- JOB -
Please return, unchanged, the records from the line containing "Patent image size: (1046, 1439)." through the line containing "The tail portion 86 is at (665, 185).", including both of those lines.
━━━
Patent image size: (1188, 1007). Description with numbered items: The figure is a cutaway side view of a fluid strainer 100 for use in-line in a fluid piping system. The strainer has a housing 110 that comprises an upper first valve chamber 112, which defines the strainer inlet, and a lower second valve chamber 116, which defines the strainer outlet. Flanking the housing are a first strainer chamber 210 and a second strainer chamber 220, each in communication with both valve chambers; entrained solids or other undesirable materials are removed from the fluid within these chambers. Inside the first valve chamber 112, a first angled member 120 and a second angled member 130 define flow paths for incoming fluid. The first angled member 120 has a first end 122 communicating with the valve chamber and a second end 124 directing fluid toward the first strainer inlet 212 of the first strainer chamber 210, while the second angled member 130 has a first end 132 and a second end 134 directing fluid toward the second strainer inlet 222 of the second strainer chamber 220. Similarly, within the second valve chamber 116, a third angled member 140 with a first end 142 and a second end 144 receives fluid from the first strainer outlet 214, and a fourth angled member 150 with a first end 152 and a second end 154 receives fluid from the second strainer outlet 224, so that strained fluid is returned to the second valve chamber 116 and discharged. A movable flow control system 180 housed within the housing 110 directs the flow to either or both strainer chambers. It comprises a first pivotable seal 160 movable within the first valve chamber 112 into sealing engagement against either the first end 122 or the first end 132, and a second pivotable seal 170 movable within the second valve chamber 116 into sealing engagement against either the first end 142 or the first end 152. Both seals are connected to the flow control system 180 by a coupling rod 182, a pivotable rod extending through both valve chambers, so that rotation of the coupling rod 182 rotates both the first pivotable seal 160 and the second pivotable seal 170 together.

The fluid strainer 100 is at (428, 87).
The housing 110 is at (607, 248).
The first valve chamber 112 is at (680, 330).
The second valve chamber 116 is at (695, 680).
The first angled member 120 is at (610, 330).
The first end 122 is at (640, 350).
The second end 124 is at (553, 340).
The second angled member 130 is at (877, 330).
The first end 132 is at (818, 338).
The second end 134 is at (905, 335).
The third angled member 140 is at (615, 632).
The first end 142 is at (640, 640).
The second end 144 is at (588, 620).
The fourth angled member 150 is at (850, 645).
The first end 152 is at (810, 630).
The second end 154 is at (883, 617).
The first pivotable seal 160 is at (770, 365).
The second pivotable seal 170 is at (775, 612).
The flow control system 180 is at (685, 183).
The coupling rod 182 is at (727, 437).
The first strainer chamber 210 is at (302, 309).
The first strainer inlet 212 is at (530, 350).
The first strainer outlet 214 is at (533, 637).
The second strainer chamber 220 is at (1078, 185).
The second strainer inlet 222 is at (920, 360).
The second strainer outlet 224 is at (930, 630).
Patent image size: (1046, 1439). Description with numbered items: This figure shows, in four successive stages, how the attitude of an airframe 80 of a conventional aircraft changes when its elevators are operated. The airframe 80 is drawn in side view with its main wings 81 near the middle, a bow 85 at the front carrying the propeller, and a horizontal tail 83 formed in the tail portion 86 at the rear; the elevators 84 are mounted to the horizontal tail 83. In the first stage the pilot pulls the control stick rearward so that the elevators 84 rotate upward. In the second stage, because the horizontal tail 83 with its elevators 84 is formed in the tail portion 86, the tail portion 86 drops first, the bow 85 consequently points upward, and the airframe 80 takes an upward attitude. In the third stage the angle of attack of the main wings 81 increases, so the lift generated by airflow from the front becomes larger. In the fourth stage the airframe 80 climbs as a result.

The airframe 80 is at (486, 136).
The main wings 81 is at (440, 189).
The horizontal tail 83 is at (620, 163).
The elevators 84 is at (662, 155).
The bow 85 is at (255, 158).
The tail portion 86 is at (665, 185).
━━━
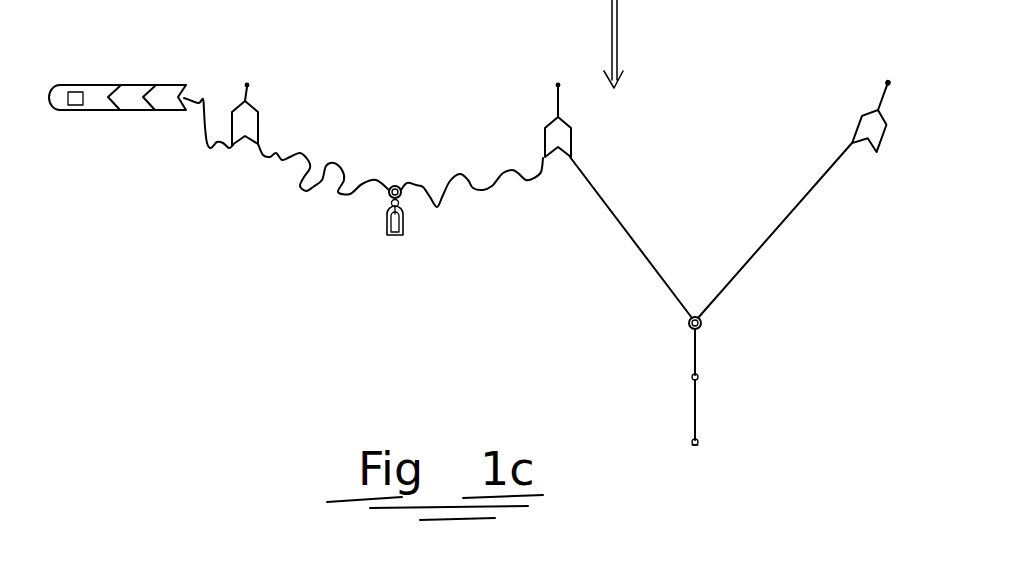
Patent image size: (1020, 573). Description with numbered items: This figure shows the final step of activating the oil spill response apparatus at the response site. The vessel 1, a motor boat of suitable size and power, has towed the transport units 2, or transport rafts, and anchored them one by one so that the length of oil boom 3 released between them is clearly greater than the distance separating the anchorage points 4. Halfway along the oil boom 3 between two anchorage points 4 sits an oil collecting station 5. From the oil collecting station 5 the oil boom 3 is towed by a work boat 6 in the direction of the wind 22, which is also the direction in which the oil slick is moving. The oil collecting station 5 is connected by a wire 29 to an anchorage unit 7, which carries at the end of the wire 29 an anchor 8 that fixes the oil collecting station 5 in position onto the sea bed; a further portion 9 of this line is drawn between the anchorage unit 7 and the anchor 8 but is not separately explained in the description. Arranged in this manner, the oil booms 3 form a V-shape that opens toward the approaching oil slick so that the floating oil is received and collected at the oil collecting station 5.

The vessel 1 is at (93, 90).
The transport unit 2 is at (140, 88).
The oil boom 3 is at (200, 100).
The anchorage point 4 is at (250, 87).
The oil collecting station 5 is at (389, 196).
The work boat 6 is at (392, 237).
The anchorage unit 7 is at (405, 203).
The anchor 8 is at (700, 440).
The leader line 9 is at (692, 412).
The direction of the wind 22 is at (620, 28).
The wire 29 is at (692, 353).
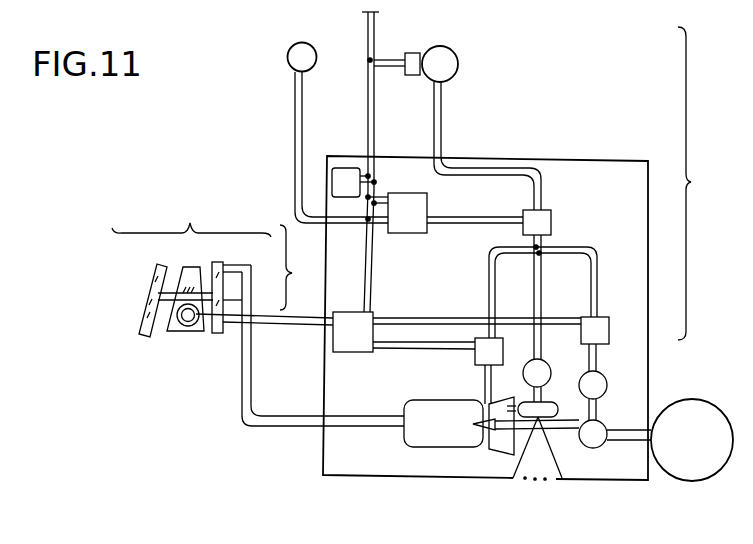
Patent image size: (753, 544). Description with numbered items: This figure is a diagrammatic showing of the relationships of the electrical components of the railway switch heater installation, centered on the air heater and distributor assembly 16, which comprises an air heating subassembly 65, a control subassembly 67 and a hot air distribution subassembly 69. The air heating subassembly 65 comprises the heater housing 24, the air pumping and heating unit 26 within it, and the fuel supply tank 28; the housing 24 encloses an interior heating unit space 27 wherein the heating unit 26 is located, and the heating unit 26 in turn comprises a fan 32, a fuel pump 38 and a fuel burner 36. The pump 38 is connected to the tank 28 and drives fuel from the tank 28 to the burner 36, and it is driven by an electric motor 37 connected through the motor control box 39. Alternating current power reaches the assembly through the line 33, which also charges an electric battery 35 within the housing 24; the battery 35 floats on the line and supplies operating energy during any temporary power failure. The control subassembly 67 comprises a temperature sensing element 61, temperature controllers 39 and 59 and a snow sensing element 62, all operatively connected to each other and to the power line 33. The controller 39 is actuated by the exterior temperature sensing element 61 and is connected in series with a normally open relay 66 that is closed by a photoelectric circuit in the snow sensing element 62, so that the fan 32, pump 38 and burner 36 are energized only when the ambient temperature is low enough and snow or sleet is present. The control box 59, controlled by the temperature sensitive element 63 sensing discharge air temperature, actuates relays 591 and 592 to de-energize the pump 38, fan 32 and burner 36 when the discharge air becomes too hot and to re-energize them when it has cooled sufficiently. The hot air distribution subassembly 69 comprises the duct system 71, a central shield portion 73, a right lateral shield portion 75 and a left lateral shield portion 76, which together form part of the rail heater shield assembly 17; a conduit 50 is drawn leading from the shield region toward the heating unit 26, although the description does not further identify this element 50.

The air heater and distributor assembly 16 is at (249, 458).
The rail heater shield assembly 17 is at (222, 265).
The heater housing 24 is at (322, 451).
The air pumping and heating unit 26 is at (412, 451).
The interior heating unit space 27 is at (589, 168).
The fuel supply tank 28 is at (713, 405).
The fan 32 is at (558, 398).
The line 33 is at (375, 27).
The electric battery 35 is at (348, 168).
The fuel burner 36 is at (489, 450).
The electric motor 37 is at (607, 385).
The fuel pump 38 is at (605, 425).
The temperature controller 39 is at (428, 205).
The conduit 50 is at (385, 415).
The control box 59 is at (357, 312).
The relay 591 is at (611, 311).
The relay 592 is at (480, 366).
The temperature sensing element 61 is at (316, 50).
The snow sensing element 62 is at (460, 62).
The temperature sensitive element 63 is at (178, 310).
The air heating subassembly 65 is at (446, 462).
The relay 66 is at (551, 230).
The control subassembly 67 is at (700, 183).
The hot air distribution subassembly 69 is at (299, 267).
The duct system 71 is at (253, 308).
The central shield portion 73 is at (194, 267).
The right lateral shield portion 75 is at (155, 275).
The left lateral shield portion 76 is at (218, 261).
━━━
- SOLUTION TO THIS PROBLEM -
Patent image size: (1046, 1439). Description with numbered items: This figure shows, in four successive stages, how the attitude of an airframe 80 of a conventional aircraft changes when its elevators are operated. The airframe 80 is drawn in side view with its main wings 81 near the middle, a bow 85 at the front carrying the propeller, and a horizontal tail 83 formed in the tail portion 86 at the rear; the elevators 84 are mounted to the horizontal tail 83. In the first stage the pilot pulls the control stick rearward so that the elevators 84 rotate upward. In the second stage, because the horizontal tail 83 with its elevators 84 is formed in the tail portion 86, the tail portion 86 drops first, the bow 85 consequently points upward, and the airframe 80 takes an upward attitude. In the third stage the angle of attack of the main wings 81 increases, so the lift generated by airflow from the front becomes larger. In the fourth stage the airframe 80 climbs as a result.

The airframe 80 is at (486, 136).
The main wings 81 is at (440, 189).
The horizontal tail 83 is at (620, 163).
The elevators 84 is at (662, 155).
The bow 85 is at (255, 158).
The tail portion 86 is at (665, 185).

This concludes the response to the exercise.